**Exercise:** Each record should be written out exactly as it stands.

Stored entries
****************************************
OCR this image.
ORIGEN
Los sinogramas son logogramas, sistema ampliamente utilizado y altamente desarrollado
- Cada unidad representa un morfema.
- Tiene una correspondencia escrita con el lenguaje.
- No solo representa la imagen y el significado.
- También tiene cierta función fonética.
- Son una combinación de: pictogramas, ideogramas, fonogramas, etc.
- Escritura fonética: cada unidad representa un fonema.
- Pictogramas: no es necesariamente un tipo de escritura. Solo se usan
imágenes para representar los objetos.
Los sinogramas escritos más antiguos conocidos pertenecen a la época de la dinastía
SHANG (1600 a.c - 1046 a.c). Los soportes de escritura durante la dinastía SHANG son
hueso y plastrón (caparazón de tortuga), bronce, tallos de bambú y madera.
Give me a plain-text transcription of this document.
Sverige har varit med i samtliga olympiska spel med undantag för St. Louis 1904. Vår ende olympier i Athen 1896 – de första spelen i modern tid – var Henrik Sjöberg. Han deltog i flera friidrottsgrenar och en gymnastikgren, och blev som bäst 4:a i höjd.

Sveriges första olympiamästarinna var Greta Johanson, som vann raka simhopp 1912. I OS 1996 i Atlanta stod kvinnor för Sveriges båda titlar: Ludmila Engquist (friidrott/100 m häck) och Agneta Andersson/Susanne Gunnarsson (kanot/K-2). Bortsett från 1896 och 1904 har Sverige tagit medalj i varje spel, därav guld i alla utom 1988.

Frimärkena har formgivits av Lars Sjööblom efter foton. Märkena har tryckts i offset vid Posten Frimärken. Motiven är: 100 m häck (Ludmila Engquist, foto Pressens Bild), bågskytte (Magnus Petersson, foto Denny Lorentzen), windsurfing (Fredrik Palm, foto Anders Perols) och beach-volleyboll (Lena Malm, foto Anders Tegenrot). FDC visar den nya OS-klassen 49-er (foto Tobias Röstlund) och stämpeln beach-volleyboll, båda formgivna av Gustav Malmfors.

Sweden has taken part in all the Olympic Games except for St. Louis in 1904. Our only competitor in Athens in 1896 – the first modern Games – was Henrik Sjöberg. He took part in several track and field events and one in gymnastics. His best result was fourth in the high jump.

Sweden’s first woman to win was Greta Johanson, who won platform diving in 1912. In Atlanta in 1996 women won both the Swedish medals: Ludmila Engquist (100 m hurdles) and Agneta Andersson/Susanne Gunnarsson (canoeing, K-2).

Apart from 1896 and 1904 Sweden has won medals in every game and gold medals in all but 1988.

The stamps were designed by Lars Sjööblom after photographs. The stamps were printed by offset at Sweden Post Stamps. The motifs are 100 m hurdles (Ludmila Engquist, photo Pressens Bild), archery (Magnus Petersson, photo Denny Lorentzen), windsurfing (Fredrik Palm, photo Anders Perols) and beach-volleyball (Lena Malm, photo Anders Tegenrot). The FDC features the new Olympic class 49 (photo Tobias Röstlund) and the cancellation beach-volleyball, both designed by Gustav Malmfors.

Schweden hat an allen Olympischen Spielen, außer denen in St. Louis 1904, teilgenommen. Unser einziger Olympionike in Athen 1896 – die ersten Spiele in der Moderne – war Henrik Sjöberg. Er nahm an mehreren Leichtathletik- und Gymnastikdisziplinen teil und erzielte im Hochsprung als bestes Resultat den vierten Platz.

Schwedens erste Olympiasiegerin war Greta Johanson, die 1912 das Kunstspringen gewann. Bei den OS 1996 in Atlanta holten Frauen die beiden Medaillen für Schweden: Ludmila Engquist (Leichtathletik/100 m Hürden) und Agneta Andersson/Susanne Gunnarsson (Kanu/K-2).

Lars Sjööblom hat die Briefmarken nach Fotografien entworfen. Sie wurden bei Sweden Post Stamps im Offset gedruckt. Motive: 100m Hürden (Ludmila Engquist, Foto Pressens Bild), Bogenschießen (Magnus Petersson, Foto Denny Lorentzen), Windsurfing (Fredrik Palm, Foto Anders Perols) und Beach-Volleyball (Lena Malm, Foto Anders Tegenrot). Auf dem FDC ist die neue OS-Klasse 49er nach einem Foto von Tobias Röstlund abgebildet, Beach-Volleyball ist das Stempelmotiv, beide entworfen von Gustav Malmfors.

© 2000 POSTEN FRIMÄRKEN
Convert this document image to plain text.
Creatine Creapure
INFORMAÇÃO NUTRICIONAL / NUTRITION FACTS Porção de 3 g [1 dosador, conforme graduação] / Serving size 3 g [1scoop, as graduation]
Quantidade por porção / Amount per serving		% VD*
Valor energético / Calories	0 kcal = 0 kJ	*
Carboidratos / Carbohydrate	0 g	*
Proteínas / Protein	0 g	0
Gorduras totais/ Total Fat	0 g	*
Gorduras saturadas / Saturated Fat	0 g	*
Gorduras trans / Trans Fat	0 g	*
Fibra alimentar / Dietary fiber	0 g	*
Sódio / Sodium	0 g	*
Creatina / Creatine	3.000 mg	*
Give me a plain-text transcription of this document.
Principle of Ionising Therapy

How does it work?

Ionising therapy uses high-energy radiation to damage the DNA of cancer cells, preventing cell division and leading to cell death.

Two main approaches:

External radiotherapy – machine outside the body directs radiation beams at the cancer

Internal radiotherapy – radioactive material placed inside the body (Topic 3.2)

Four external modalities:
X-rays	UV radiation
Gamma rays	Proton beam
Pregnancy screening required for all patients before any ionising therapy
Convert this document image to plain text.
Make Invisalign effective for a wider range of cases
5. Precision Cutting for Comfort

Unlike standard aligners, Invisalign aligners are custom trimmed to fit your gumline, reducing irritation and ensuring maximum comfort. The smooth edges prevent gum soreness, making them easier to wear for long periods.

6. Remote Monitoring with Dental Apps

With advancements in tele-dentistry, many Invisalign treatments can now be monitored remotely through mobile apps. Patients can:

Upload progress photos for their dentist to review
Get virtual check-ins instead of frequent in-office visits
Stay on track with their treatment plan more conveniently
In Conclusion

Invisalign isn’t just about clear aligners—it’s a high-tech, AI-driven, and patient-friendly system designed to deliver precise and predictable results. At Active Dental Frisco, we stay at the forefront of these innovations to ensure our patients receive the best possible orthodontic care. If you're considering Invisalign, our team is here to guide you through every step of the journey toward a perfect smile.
****************************************
**Result of this task:**
OCR this image.
ORIGEN
Los sinogramas son logogramas, sistema ampliamente utilizado y altamente desarrollado
- Cada unidad representa un morfema.
- Tiene una correspondencia escrita con el lenguaje.
- No solo representa la imagen y el significado.
- También tiene cierta función fonética.
- Son una combinación de: pictogramas, ideogramas, fonogramas, etc.
- Escritura fonética: cada unidad representa un fonema.
- Pictogramas: no es necesariamente un tipo de escritura. Solo se usan
imágenes para representar los objetos.
Los sinogramas escritos más antiguos conocidos pertenecen a la época de la dinastía
SHANG (1600 a.c - 1046 a.c). Los soportes de escritura durante la dinastía SHANG son
hueso y plastrón (caparazón de tortuga), bronce, tallos de bambú y madera.
Give me a plain-text transcription of this document.
Sverige har varit med i samtliga olympiska spel med undantag för St. Louis 1904. Vår ende olympier i Athen 1896 – de första spelen i modern tid – var Henrik Sjöberg. Han deltog i flera friidrottsgrenar och en gymnastikgren, och blev som bäst 4:a i höjd.

Sveriges första olympiamästarinna var Greta Johanson, som vann raka simhopp 1912. I OS 1996 i Atlanta stod kvinnor för Sveriges båda titlar: Ludmila Engquist (friidrott/100 m häck) och Agneta Andersson/Susanne Gunnarsson (kanot/K-2). Bortsett från 1896 och 1904 har Sverige tagit medalj i varje spel, därav guld i alla utom 1988.

Frimärkena har formgivits av Lars Sjööblom efter foton. Märkena har tryckts i offset vid Posten Frimärken. Motiven är: 100 m häck (Ludmila Engquist, foto Pressens Bild), bågskytte (Magnus Petersson, foto Denny Lorentzen), windsurfing (Fredrik Palm, foto Anders Perols) och beach-volleyboll (Lena Malm, foto Anders Tegenrot). FDC visar den nya OS-klassen 49-er (foto Tobias Röstlund) och stämpeln beach-volleyboll, båda formgivna av Gustav Malmfors.

Sweden has taken part in all the Olympic Games except for St. Louis in 1904. Our only competitor in Athens in 1896 – the first modern Games – was Henrik Sjöberg. He took part in several track and field events and one in gymnastics. His best result was fourth in the high jump.

Sweden’s first woman to win was Greta Johanson, who won platform diving in 1912. In Atlanta in 1996 women won both the Swedish medals: Ludmila Engquist (100 m hurdles) and Agneta Andersson/Susanne Gunnarsson (canoeing, K-2).

Apart from 1896 and 1904 Sweden has won medals in every game and gold medals in all but 1988.

The stamps were designed by Lars Sjööblom after photographs. The stamps were printed by offset at Sweden Post Stamps. The motifs are 100 m hurdles (Ludmila Engquist, photo Pressens Bild), archery (Magnus Petersson, photo Denny Lorentzen), windsurfing (Fredrik Palm, photo Anders Perols) and beach-volleyball (Lena Malm, photo Anders Tegenrot). The FDC features the new Olympic class 49 (photo Tobias Röstlund) and the cancellation beach-volleyball, both designed by Gustav Malmfors.

Schweden hat an allen Olympischen Spielen, außer denen in St. Louis 1904, teilgenommen. Unser einziger Olympionike in Athen 1896 – die ersten Spiele in der Moderne – war Henrik Sjöberg. Er nahm an mehreren Leichtathletik- und Gymnastikdisziplinen teil und erzielte im Hochsprung als bestes Resultat den vierten Platz.

Schwedens erste Olympiasiegerin war Greta Johanson, die 1912 das Kunstspringen gewann. Bei den OS 1996 in Atlanta holten Frauen die beiden Medaillen für Schweden: Ludmila Engquist (Leichtathletik/100 m Hürden) und Agneta Andersson/Susanne Gunnarsson (Kanu/K-2).

Lars Sjööblom hat die Briefmarken nach Fotografien entworfen. Sie wurden bei Sweden Post Stamps im Offset gedruckt. Motive: 100m Hürden (Ludmila Engquist, Foto Pressens Bild), Bogenschießen (Magnus Petersson, Foto Denny Lorentzen), Windsurfing (Fredrik Palm, Foto Anders Perols) und Beach-Volleyball (Lena Malm, Foto Anders Tegenrot). Auf dem FDC ist die neue OS-Klasse 49er nach einem Foto von Tobias Röstlund abgebildet, Beach-Volleyball ist das Stempelmotiv, beide entworfen von Gustav Malmfors.

© 2000 POSTEN FRIMÄRKEN
Convert this document image to plain text.
Creatine Creapure
INFORMAÇÃO NUTRICIONAL / NUTRITION FACTS Porção de 3 g [1 dosador, conforme graduação] / Serving size 3 g [1scoop, as graduation]
Quantidade por porção / Amount per serving		% VD*
Valor energético / Calories	0 kcal = 0 kJ	*
Carboidratos / Carbohydrate	0 g	*
Proteínas / Protein	0 g	0
Gorduras totais/ Total Fat	0 g	*
Gorduras saturadas / Saturated Fat	0 g	*
Gorduras trans / Trans Fat	0 g	*
Fibra alimentar / Dietary fiber	0 g	*
Sódio / Sodium	0 g	*
Creatina / Creatine	3.000 mg	*
Give me a plain-text transcription of this document.
Principle of Ionising Therapy

How does it work?

Ionising therapy uses high-energy radiation to damage the DNA of cancer cells, preventing cell division and leading to cell death.

Two main approaches:

External radiotherapy – machine outside the body directs radiation beams at the cancer

Internal radiotherapy – radioactive material placed inside the body (Topic 3.2)

Four external modalities:
X-rays	UV radiation
Gamma rays	Proton beam
Pregnancy screening required for all patients before any ionising therapy
Convert this document image to plain text.
Make Invisalign effective for a wider range of cases
5. Precision Cutting for Comfort

Unlike standard aligners, Invisalign aligners are custom trimmed to fit your gumline, reducing irritation and ensuring maximum comfort. The smooth edges prevent gum soreness, making them easier to wear for long periods.

6. Remote Monitoring with Dental Apps

With advancements in tele-dentistry, many Invisalign treatments can now be monitored remotely through mobile apps. Patients can:

Upload progress photos for their dentist to review
Get virtual check-ins instead of frequent in-office visits
Stay on track with their treatment plan more conveniently
In Conclusion

Invisalign isn’t just about clear aligners—it’s a high-tech, AI-driven, and patient-friendly system designed to deliver precise and predictable results. At Active Dental Frisco, we stay at the forefront of these innovations to ensure our patients receive the best possible orthodontic care. If you're considering Invisalign, our team is here to guide you through every step of the journey toward a perfect smile.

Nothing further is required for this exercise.